··· AVAILABLE DATA ···
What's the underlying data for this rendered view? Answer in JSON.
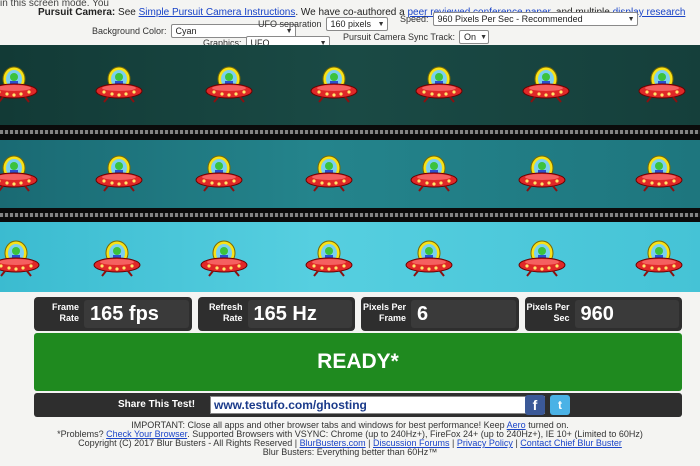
{
  "header": {
    "intro_fragment": "in this screen mode. You",
    "pursuit_label": "Pursuit Camera:",
    "pursuit_see": "See",
    "pursuit_link": "Simple Pursuit Camera Instructions",
    "pursuit_tail": ". We have co-authored a",
    "paper_link": "peer reviewed conference paper",
    "paper_tail": ", and multiple",
    "other_link": "display research"
  },
  "controls": {
    "ufo_separation_label": "UFO separation",
    "ufo_separation_value": "160 pixels",
    "speed_label": "Speed:",
    "speed_value": "960 Pixels Per Sec - Recommended",
    "background_label": "Background Color:",
    "background_value": "Cyan",
    "graphics_label": "Graphics:",
    "graphics_value": "UFO",
    "sync_label": "Pursuit Camera Sync Track:",
    "sync_value": "On"
  },
  "stats": [
    {
      "label": "Frame Rate",
      "value": "165 fps"
    },
    {
      "label": "Refresh Rate",
      "value": "165 Hz"
    },
    {
      "label": "Pixels Per Frame",
      "value": "6"
    },
    {
      "label": "Pixels Per Sec",
      "value": "960"
    }
  ],
  "status": {
    "ready": "READY*"
  },
  "share": {
    "label": "Share This Test!",
    "url": "www.testufo.com/ghosting"
  },
  "footer": {
    "important": "IMPORTANT: Close all apps and other browser tabs and windows for best performance! Keep",
    "aero_link": "Aero",
    "aero_tail": "turned on.",
    "problems": "*Problems?",
    "check_browser_link": "Check Your Browser",
    "supported": ". Supported Browsers with VSYNC: Chrome (up to 240Hz+), FireFox 24+ (up to 240Hz+), IE 10+ (Limited to 60Hz)",
    "copyright": "Copyright (C) 2017 Blur Busters - All Rights Reserved |",
    "blurbusters_link": "BlurBusters.com",
    "forums_link": "Discussion Forums",
    "privacy_link": "Privacy Policy",
    "contact_link": "Contact Chief Blur Buster",
    "sep": "|",
    "tagline": "Blur Busters: Everything better than 60Hz™"
  },
  "colors": {
    "lane1": "#123a36",
    "lane2": "#24848c",
    "lane3": "#56cfe0",
    "ready_green": "#1f8a1f",
    "stat_bg": "#2e2e2e",
    "link": "#1a44c8"
  },
  "icons": {
    "ufo": "ufo-icon",
    "facebook": "facebook-icon",
    "twitter": "twitter-icon"
  }
}
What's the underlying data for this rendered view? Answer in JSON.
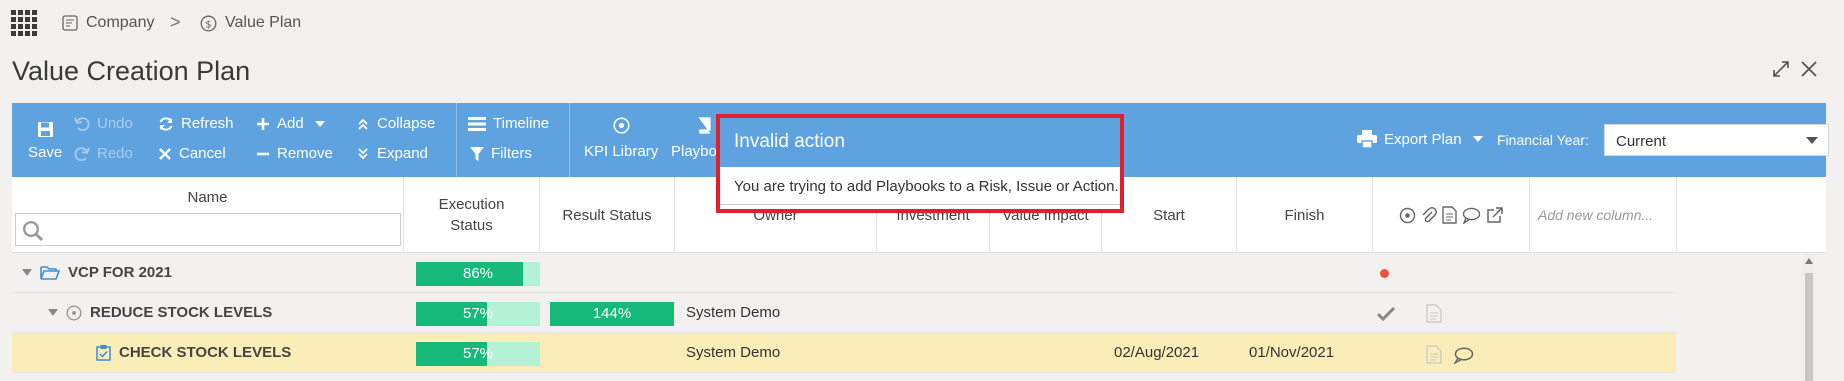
{
  "breadcrumb": {
    "company": "Company",
    "separator": ">",
    "page": "Value Plan"
  },
  "page_title": "Value Creation Plan",
  "toolbar": {
    "save": "Save",
    "undo": "Undo",
    "redo": "Redo",
    "refresh": "Refresh",
    "cancel": "Cancel",
    "add": "Add",
    "remove": "Remove",
    "collapse": "Collapse",
    "expand": "Expand",
    "timeline": "Timeline",
    "filters": "Filters",
    "kpi_library": "KPI Library",
    "playbooks": "Playbooks",
    "export_plan": "Export Plan",
    "financial_year_label": "Financial Year:",
    "financial_year_value": "Current"
  },
  "columns": {
    "name": "Name",
    "execution_status": "Execution Status",
    "result_status": "Result Status",
    "owner": "Owner",
    "investment": "Investment",
    "value_impact": "Value Impact",
    "start": "Start",
    "finish": "Finish",
    "add_column_placeholder": "Add new column..."
  },
  "rows": [
    {
      "name": "VCP FOR 2021",
      "execution": "86%",
      "execution_fraction": 0.86,
      "result": "",
      "owner": "",
      "start": "",
      "finish": ""
    },
    {
      "name": "REDUCE STOCK LEVELS",
      "execution": "57%",
      "execution_fraction": 0.57,
      "result": "144%",
      "result_fraction": 1.0,
      "owner": "System Demo",
      "start": "",
      "finish": ""
    },
    {
      "name": "CHECK STOCK LEVELS",
      "execution": "57%",
      "execution_fraction": 0.57,
      "result": "",
      "owner": "System Demo",
      "start": "02/Aug/2021",
      "finish": "01/Nov/2021"
    }
  ],
  "modal": {
    "title": "Invalid action",
    "message": "You are trying to add Playbooks to a Risk, Issue or Action."
  },
  "colors": {
    "accent": "#5ea3df",
    "progress": "#17b97b",
    "progress_bg": "#b4f2d6",
    "highlight_row": "#fbedb7",
    "alert_border": "#e0202a",
    "status_dot": "#e8553d"
  }
}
···
#### [WRITTEN TASK]
Reproduce the material word for word. Any pictures should be left out of the copy.

#### [RESPONSE TO THIS TASK]
What's the underlying data for this rendered view? Answer in JSON.
{
  "header": {
    "intro_fragment": "in this screen mode. You",
    "pursuit_label": "Pursuit Camera:",
    "pursuit_see": "See",
    "pursuit_link": "Simple Pursuit Camera Instructions",
    "pursuit_tail": ". We have co-authored a",
    "paper_link": "peer reviewed conference paper",
    "paper_tail": ", and multiple",
    "other_link": "display research"
  },
  "controls": {
    "ufo_separation_label": "UFO separation",
    "ufo_separation_value": "160 pixels",
    "speed_label": "Speed:",
    "speed_value": "960 Pixels Per Sec - Recommended",
    "background_label": "Background Color:",
    "background_value": "Cyan",
    "graphics_label": "Graphics:",
    "graphics_value": "UFO",
    "sync_label": "Pursuit Camera Sync Track:",
    "sync_value": "On"
  },
  "stats": [
    {
      "label": "Frame Rate",
      "value": "165 fps"
    },
    {
      "label": "Refresh Rate",
      "value": "165 Hz"
    },
    {
      "label": "Pixels Per Frame",
      "value": "6"
    },
    {
      "label": "Pixels Per Sec",
      "value": "960"
    }
  ],
  "status": {
    "ready": "READY*"
  },
  "share": {
    "label": "Share This Test!",
    "url": "www.testufo.com/ghosting"
  },
  "footer": {
    "important": "IMPORTANT: Close all apps and other browser tabs and windows for best performance! Keep",
    "aero_link": "Aero",
    "aero_tail": "turned on.",
    "problems": "*Problems?",
    "check_browser_link": "Check Your Browser",
    "supported": ". Supported Browsers with VSYNC: Chrome (up to 240Hz+), FireFox 24+ (up to 240Hz+), IE 10+ (Limited to 60Hz)",
    "copyright": "Copyright (C) 2017 Blur Busters - All Rights Reserved |",
    "blurbusters_link": "BlurBusters.com",
    "forums_link": "Discussion Forums",
    "privacy_link": "Privacy Policy",
    "contact_link": "Contact Chief Blur Buster",
    "sep": "|",
    "tagline": "Blur Busters: Everything better than 60Hz™"
  },
  "colors": {
    "lane1": "#123a36",
    "lane2": "#24848c",
    "lane3": "#56cfe0",
    "ready_green": "#1f8a1f",
    "stat_bg": "#2e2e2e",
    "link": "#1a44c8"
  },
  "icons": {
    "ufo": "ufo-icon",
    "facebook": "facebook-icon",
    "twitter": "twitter-icon"
  }
}
What's the underlying data for this rendered view? Answer in JSON.
{
  "breadcrumb": {
    "company": "Company",
    "separator": ">",
    "page": "Value Plan"
  },
  "page_title": "Value Creation Plan",
  "toolbar": {
    "save": "Save",
    "undo": "Undo",
    "redo": "Redo",
    "refresh": "Refresh",
    "cancel": "Cancel",
    "add": "Add",
    "remove": "Remove",
    "collapse": "Collapse",
    "expand": "Expand",
    "timeline": "Timeline",
    "filters": "Filters",
    "kpi_library": "KPI Library",
    "playbooks": "Playbooks",
    "export_plan": "Export Plan",
    "financial_year_label": "Financial Year:",
    "financial_year_value": "Current"
  },
  "columns": {
    "name": "Name",
    "execution_status": "Execution Status",
    "result_status": "Result Status",
    "owner": "Owner",
    "investment": "Investment",
    "value_impact": "Value Impact",
    "start": "Start",
    "finish": "Finish",
    "add_column_placeholder": "Add new column..."
  },
  "rows": [
    {
      "name": "VCP FOR 2021",
      "execution": "86%",
      "execution_fraction": 0.86,
      "result": "",
      "owner": "",
      "start": "",
      "finish": ""
    },
    {
      "name": "REDUCE STOCK LEVELS",
      "execution": "57%",
      "execution_fraction": 0.57,
      "result": "144%",
      "result_fraction": 1.0,
      "owner": "System Demo",
      "start": "",
      "finish": ""
    },
    {
      "name": "CHECK STOCK LEVELS",
      "execution": "57%",
      "execution_fraction": 0.57,
      "result": "",
      "owner": "System Demo",
      "start": "02/Aug/2021",
      "finish": "01/Nov/2021"
    }
  ],
  "modal": {
    "title": "Invalid action",
    "message": "You are trying to add Playbooks to a Risk, Issue or Action."
  },
  "colors": {
    "accent": "#5ea3df",
    "progress": "#17b97b",
    "progress_bg": "#b4f2d6",
    "highlight_row": "#fbedb7",
    "alert_border": "#e0202a",
    "status_dot": "#e8553d"
  }
}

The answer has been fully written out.